* Exercise details *
Print each line of the listing once more, precisely as given.

* Supplied entries *
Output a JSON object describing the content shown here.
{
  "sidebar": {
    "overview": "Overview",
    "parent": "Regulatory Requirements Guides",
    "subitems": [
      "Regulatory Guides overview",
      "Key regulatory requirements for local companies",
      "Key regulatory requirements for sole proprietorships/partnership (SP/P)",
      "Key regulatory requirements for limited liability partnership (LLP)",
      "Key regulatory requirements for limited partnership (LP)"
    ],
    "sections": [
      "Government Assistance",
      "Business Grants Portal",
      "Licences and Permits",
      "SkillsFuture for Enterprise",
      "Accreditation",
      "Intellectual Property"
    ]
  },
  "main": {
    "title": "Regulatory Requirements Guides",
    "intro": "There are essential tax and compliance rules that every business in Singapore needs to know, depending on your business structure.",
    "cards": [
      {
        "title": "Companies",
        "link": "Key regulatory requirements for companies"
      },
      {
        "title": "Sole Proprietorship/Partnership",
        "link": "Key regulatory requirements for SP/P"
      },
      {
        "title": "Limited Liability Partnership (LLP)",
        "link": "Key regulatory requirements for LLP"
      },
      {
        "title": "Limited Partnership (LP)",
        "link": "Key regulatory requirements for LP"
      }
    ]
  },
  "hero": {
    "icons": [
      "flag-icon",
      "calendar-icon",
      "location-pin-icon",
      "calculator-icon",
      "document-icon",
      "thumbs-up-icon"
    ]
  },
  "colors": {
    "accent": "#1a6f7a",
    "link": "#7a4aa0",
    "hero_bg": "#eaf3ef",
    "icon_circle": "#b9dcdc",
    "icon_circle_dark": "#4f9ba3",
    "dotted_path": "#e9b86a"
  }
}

* The solution *
Output a JSON object describing the content shown here.
{
  "sidebar": {
    "overview": "Overview",
    "parent": "Regulatory Requirements Guides",
    "subitems": [
      "Regulatory Guides overview",
      "Key regulatory requirements for local companies",
      "Key regulatory requirements for sole proprietorships/partnership (SP/P)",
      "Key regulatory requirements for limited liability partnership (LLP)",
      "Key regulatory requirements for limited partnership (LP)"
    ],
    "sections": [
      "Government Assistance",
      "Business Grants Portal",
      "Licences and Permits",
      "SkillsFuture for Enterprise",
      "Accreditation",
      "Intellectual Property"
    ]
  },
  "main": {
    "title": "Regulatory Requirements Guides",
    "intro": "There are essential tax and compliance rules that every business in Singapore needs to know, depending on your business structure.",
    "cards": [
      {
        "title": "Companies",
        "link": "Key regulatory requirements for companies"
      },
      {
        "title": "Sole Proprietorship/Partnership",
        "link": "Key regulatory requirements for SP/P"
      },
      {
        "title": "Limited Liability Partnership (LLP)",
        "link": "Key regulatory requirements for LLP"
      },
      {
        "title": "Limited Partnership (LP)",
        "link": "Key regulatory requirements for LP"
      }
    ]
  },
  "hero": {
    "icons": [
      "flag-icon",
      "calendar-icon",
      "location-pin-icon",
      "calculator-icon",
      "document-icon",
      "thumbs-up-icon"
    ]
  },
  "colors": {
    "accent": "#1a6f7a",
    "link": "#7a4aa0",
    "hero_bg": "#eaf3ef",
    "icon_circle": "#b9dcdc",
    "icon_circle_dark": "#4f9ba3",
    "dotted_path": "#e9b86a"
  }
}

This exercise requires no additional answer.